Please reproduce every line in the items below word for word, keeping each one unchanged and in the same order.

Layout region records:
^^^^^^^^

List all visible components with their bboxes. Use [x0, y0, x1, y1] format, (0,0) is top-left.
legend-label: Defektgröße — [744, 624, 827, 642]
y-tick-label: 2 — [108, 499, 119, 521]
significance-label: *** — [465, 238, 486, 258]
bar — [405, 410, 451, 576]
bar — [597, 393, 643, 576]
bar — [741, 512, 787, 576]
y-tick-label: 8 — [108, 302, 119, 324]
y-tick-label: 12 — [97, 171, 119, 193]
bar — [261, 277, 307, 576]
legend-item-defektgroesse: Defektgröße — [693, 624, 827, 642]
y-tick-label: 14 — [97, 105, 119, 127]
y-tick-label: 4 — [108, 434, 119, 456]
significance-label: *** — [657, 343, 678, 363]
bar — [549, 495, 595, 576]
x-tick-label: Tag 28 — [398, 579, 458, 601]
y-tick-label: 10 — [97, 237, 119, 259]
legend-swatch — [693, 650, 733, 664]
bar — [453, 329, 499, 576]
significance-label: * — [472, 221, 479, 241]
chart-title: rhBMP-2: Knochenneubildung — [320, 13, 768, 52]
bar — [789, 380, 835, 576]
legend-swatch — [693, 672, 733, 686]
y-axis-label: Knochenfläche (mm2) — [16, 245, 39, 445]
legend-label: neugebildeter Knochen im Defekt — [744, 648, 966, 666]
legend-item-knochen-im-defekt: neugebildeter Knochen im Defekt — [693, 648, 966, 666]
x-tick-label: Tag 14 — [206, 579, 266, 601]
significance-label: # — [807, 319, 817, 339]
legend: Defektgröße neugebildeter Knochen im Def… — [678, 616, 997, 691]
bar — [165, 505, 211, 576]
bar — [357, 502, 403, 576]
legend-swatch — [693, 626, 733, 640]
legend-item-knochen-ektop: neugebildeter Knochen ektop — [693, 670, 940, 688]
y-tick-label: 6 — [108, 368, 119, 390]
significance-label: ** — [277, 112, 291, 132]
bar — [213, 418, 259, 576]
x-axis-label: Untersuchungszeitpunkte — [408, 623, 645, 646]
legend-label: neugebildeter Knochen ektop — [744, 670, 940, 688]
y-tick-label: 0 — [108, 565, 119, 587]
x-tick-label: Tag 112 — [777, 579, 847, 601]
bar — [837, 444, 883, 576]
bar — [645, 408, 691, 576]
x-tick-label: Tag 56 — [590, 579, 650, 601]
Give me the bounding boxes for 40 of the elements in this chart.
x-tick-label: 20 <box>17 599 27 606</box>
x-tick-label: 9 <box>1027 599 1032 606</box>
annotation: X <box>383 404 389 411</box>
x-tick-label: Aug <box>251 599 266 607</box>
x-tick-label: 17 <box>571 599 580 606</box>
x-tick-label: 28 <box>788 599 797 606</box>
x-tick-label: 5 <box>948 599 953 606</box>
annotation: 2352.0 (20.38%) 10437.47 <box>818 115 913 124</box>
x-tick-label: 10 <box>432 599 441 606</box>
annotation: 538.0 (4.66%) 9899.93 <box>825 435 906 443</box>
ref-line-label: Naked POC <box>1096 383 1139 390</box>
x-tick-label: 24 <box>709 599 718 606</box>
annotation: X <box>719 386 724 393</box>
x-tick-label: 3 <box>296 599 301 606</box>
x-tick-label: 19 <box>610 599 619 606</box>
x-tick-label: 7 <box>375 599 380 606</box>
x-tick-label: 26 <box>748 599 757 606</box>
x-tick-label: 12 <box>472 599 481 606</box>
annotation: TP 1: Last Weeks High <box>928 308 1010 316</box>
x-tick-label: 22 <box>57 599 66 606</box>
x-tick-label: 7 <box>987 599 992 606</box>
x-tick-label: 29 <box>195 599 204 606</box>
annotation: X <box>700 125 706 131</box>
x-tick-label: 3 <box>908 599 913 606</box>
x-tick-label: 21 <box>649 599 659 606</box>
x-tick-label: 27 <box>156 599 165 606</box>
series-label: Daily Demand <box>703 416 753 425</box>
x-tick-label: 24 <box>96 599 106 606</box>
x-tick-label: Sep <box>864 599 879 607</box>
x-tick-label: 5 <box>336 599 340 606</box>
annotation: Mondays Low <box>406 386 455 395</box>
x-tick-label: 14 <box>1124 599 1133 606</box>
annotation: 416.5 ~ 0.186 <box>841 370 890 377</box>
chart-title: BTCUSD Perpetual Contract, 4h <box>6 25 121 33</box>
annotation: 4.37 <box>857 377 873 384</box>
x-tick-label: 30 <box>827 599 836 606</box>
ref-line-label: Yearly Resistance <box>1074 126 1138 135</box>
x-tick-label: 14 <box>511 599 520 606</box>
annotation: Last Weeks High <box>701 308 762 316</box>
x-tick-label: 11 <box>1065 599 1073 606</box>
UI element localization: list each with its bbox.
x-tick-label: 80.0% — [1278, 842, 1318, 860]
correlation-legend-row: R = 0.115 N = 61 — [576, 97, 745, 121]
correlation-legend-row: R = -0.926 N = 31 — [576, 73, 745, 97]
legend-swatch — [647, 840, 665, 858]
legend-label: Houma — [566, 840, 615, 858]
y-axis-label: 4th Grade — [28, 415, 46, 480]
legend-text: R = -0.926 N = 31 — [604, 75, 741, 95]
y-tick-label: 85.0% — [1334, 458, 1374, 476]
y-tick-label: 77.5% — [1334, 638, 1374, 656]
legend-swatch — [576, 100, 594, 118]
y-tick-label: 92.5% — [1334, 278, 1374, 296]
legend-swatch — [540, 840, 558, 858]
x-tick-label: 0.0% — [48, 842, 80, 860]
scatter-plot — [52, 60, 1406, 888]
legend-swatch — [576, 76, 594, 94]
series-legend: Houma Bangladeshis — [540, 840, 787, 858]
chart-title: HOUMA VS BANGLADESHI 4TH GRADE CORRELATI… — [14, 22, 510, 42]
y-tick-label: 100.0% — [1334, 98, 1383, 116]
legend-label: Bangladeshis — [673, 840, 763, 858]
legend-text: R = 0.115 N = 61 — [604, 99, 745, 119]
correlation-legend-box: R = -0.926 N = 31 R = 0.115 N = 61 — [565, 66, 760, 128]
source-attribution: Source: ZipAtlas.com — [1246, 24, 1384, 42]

^^^^^^^^

▶ _Exercise output_:
List all visible components with their bboxes. Use [x0, y0, x1, y1] format, (0,0) is top-left.
legend-label: Defektgröße — [744, 624, 827, 642]
y-tick-label: 2 — [108, 499, 119, 521]
significance-label: *** — [465, 238, 486, 258]
bar — [405, 410, 451, 576]
bar — [597, 393, 643, 576]
bar — [741, 512, 787, 576]
y-tick-label: 8 — [108, 302, 119, 324]
y-tick-label: 12 — [97, 171, 119, 193]
bar — [261, 277, 307, 576]
legend-item-defektgroesse: Defektgröße — [693, 624, 827, 642]
y-tick-label: 14 — [97, 105, 119, 127]
y-tick-label: 4 — [108, 434, 119, 456]
significance-label: *** — [657, 343, 678, 363]
bar — [549, 495, 595, 576]
x-tick-label: Tag 28 — [398, 579, 458, 601]
y-tick-label: 10 — [97, 237, 119, 259]
legend-swatch — [693, 650, 733, 664]
bar — [453, 329, 499, 576]
significance-label: * — [472, 221, 479, 241]
chart-title: rhBMP-2: Knochenneubildung — [320, 13, 768, 52]
bar — [789, 380, 835, 576]
legend-swatch — [693, 672, 733, 686]
y-axis-label: Knochenfläche (mm2) — [16, 245, 39, 445]
legend-label: neugebildeter Knochen im Defekt — [744, 648, 966, 666]
legend-item-knochen-im-defekt: neugebildeter Knochen im Defekt — [693, 648, 966, 666]
x-tick-label: Tag 14 — [206, 579, 266, 601]
significance-label: # — [807, 319, 817, 339]
legend: Defektgröße neugebildeter Knochen im Def… — [678, 616, 997, 691]
bar — [165, 505, 211, 576]
bar — [357, 502, 403, 576]
legend-swatch — [693, 626, 733, 640]
legend-item-knochen-ektop: neugebildeter Knochen ektop — [693, 670, 940, 688]
y-tick-label: 6 — [108, 368, 119, 390]
significance-label: ** — [277, 112, 291, 132]
bar — [213, 418, 259, 576]
x-axis-label: Untersuchungszeitpunkte — [408, 623, 645, 646]
legend-label: neugebildeter Knochen ektop — [744, 670, 940, 688]
y-tick-label: 0 — [108, 565, 119, 587]
x-tick-label: Tag 112 — [777, 579, 847, 601]
bar — [837, 444, 883, 576]
bar — [645, 408, 691, 576]
x-tick-label: Tag 56 — [590, 579, 650, 601]
Give me the bounding boxes for 40 of the elements in this chart.
x-tick-label: 20 <box>17 599 27 606</box>
x-tick-label: 9 <box>1027 599 1032 606</box>
annotation: X <box>383 404 389 411</box>
x-tick-label: Aug <box>251 599 266 607</box>
x-tick-label: 17 <box>571 599 580 606</box>
x-tick-label: 28 <box>788 599 797 606</box>
x-tick-label: 5 <box>948 599 953 606</box>
annotation: 2352.0 (20.38%) 10437.47 <box>818 115 913 124</box>
x-tick-label: 10 <box>432 599 441 606</box>
annotation: 538.0 (4.66%) 9899.93 <box>825 435 906 443</box>
ref-line-label: Naked POC <box>1096 383 1139 390</box>
x-tick-label: 24 <box>709 599 718 606</box>
annotation: X <box>719 386 724 393</box>
x-tick-label: 3 <box>296 599 301 606</box>
x-tick-label: 19 <box>610 599 619 606</box>
x-tick-label: 7 <box>375 599 380 606</box>
x-tick-label: 26 <box>748 599 757 606</box>
x-tick-label: 12 <box>472 599 481 606</box>
annotation: TP 1: Last Weeks High <box>928 308 1010 316</box>
x-tick-label: 22 <box>57 599 66 606</box>
x-tick-label: 7 <box>987 599 992 606</box>
x-tick-label: 29 <box>195 599 204 606</box>
annotation: X <box>700 125 706 131</box>
x-tick-label: 3 <box>908 599 913 606</box>
x-tick-label: 21 <box>649 599 659 606</box>
x-tick-label: 27 <box>156 599 165 606</box>
series-label: Daily Demand <box>703 416 753 425</box>
x-tick-label: 24 <box>96 599 106 606</box>
x-tick-label: Sep <box>864 599 879 607</box>
x-tick-label: 5 <box>336 599 340 606</box>
annotation: Mondays Low <box>406 386 455 395</box>
x-tick-label: 14 <box>1124 599 1133 606</box>
annotation: 416.5 ~ 0.186 <box>841 370 890 377</box>
chart-title: BTCUSD Perpetual Contract, 4h <box>6 25 121 33</box>
annotation: 4.37 <box>857 377 873 384</box>
x-tick-label: 30 <box>827 599 836 606</box>
ref-line-label: Yearly Resistance <box>1074 126 1138 135</box>
x-tick-label: 14 <box>511 599 520 606</box>
annotation: Last Weeks High <box>701 308 762 316</box>
x-tick-label: 11 <box>1065 599 1073 606</box>
UI element localization: list each with its bbox.
x-tick-label: 80.0% — [1278, 842, 1318, 860]
correlation-legend-row: R = 0.115 N = 61 — [576, 97, 745, 121]
correlation-legend-row: R = -0.926 N = 31 — [576, 73, 745, 97]
legend-swatch — [647, 840, 665, 858]
legend-label: Houma — [566, 840, 615, 858]
y-axis-label: 4th Grade — [28, 415, 46, 480]
legend-text: R = -0.926 N = 31 — [604, 75, 741, 95]
y-tick-label: 85.0% — [1334, 458, 1374, 476]
y-tick-label: 77.5% — [1334, 638, 1374, 656]
legend-swatch — [576, 100, 594, 118]
y-tick-label: 92.5% — [1334, 278, 1374, 296]
legend-swatch — [540, 840, 558, 858]
x-tick-label: 0.0% — [48, 842, 80, 860]
scatter-plot — [52, 60, 1406, 888]
legend-swatch — [576, 76, 594, 94]
series-legend: Houma Bangladeshis — [540, 840, 787, 858]
chart-title: HOUMA VS BANGLADESHI 4TH GRADE CORRELATI… — [14, 22, 510, 42]
y-tick-label: 100.0% — [1334, 98, 1383, 116]
legend-label: Bangladeshis — [673, 840, 763, 858]
legend-text: R = 0.115 N = 61 — [604, 99, 745, 119]
correlation-legend-box: R = -0.926 N = 31 R = 0.115 N = 61 — [565, 66, 760, 128]
source-attribution: Source: ZipAtlas.com — [1246, 24, 1384, 42]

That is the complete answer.